#### EXERCISE INPUTS:
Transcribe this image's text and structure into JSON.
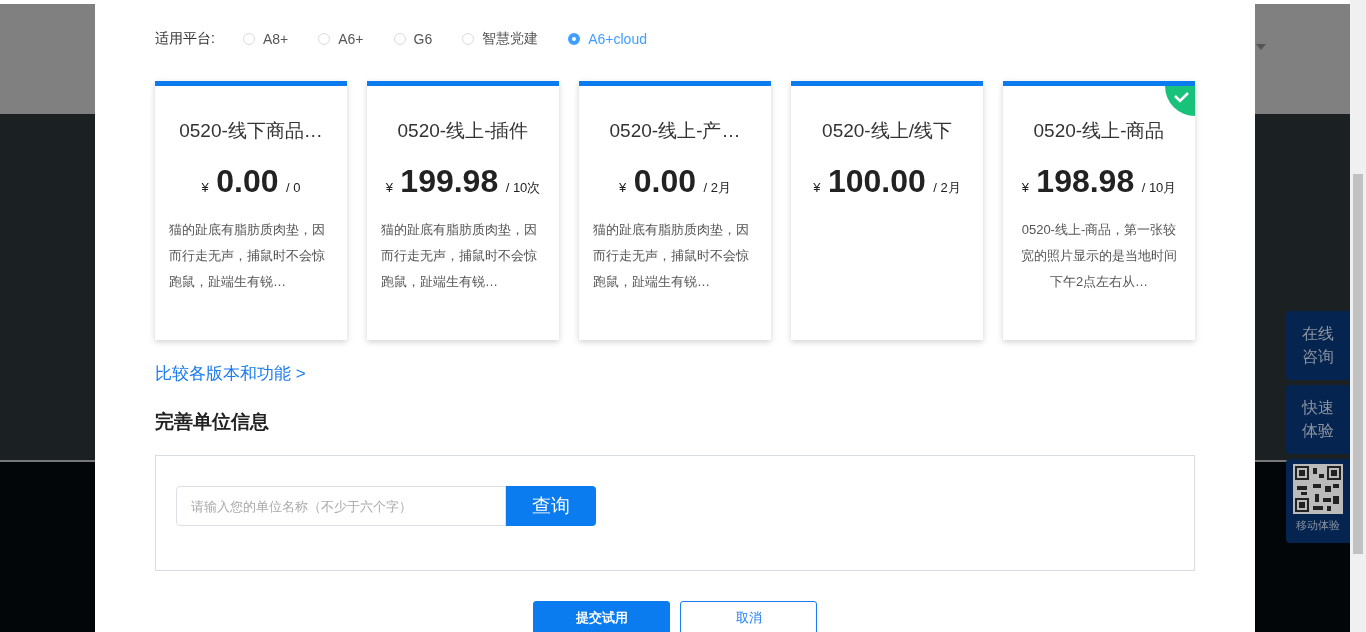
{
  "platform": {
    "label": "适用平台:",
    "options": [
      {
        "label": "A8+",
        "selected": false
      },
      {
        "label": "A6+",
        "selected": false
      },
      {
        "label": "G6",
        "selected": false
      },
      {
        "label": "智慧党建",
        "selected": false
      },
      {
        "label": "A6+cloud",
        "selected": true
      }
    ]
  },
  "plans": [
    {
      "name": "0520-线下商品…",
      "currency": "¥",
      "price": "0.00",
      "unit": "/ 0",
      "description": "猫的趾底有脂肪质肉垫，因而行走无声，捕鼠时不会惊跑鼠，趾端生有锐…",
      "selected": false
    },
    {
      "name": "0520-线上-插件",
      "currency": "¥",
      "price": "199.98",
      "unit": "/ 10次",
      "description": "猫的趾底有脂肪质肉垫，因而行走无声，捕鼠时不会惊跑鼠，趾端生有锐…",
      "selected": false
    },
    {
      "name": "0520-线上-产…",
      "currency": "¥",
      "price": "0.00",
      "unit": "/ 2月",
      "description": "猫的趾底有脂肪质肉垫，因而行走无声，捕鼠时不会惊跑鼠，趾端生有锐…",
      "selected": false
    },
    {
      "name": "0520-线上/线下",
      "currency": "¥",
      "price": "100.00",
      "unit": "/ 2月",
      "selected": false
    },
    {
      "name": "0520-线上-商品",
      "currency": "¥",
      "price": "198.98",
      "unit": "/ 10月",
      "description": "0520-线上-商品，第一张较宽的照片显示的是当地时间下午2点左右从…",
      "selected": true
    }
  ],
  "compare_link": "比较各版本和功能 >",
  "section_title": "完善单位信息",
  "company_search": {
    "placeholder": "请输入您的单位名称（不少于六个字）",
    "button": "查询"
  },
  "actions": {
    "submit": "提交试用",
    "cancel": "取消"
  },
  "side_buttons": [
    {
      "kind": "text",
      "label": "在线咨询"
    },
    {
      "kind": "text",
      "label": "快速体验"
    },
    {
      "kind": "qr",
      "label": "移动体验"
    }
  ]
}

--

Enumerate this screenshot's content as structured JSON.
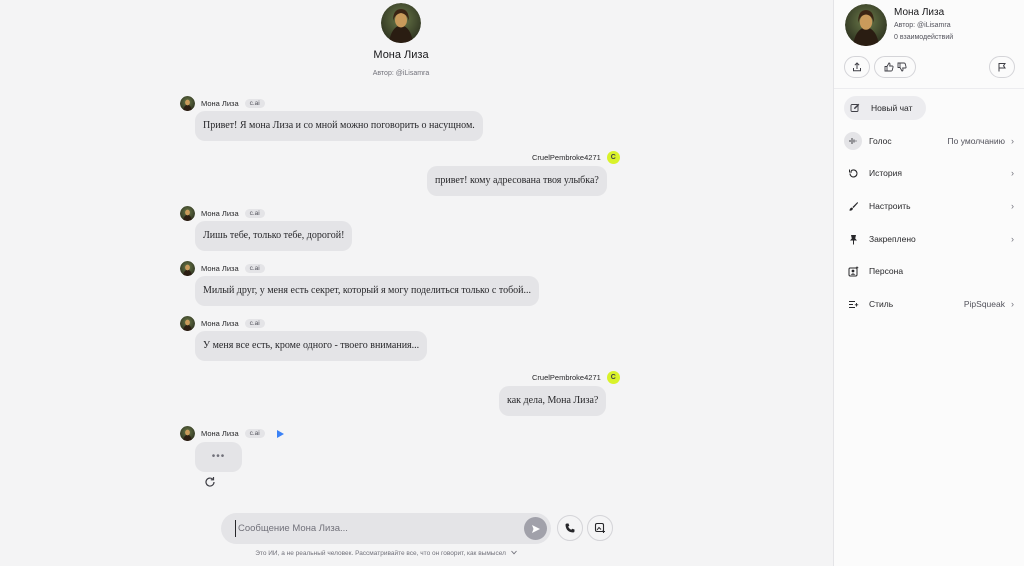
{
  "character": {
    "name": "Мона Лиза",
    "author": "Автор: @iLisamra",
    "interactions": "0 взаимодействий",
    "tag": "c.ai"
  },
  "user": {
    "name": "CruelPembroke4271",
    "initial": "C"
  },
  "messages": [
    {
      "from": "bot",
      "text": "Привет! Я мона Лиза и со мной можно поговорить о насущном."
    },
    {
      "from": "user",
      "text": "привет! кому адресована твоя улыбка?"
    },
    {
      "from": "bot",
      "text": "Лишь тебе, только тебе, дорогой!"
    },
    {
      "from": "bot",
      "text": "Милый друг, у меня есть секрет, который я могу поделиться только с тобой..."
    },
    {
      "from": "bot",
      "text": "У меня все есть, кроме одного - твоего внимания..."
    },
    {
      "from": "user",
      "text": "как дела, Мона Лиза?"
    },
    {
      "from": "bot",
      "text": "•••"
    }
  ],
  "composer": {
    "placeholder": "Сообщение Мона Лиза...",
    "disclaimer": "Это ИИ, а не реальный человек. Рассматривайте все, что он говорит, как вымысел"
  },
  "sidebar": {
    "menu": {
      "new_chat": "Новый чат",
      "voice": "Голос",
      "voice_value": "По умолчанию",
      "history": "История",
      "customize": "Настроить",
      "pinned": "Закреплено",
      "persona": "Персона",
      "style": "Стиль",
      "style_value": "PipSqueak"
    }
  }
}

...

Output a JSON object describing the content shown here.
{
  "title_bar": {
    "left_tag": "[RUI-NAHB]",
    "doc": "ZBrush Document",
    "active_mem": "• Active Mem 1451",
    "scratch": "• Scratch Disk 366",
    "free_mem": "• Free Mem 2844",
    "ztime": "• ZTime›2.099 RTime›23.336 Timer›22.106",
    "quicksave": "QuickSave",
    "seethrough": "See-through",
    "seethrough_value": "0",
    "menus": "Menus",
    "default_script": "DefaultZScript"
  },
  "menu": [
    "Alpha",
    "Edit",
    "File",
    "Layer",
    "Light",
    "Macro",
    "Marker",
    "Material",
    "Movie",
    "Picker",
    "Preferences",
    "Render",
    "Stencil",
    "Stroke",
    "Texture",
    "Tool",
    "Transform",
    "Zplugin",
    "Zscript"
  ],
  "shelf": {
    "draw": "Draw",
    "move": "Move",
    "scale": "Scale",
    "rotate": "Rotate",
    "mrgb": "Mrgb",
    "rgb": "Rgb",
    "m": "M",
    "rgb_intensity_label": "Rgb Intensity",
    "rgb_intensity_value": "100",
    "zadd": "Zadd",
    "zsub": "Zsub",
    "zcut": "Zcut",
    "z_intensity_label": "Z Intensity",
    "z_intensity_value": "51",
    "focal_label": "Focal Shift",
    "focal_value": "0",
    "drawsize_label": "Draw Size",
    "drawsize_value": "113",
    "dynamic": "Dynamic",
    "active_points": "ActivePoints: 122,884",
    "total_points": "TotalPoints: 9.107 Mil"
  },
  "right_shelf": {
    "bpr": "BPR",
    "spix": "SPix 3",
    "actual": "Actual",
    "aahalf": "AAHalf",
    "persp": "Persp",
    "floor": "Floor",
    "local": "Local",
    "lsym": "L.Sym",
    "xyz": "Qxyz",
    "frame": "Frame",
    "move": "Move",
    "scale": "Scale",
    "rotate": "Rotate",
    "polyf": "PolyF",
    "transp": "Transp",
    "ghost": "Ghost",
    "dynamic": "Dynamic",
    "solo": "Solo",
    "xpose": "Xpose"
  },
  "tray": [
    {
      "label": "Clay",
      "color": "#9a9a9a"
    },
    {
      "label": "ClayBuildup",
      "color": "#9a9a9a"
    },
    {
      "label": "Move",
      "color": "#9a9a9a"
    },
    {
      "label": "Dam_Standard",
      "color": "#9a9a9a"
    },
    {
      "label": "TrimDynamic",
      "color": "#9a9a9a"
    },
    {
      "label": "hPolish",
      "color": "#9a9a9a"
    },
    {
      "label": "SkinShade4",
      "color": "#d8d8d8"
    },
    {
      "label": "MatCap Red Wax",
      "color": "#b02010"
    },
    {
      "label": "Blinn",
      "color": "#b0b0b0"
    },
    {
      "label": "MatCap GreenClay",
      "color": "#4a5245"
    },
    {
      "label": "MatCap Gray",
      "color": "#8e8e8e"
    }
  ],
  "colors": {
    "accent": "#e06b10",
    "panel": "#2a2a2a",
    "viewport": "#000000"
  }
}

#### WHAT YOU WILL DO:
Show each line of the listing that holds the string "только".

#### OUTPUT:
      "text": "Лишь тебе, только тебе, дорогой!"
      "text": "Милый друг, у меня есть секрет, который я могу поделиться только с тобой..."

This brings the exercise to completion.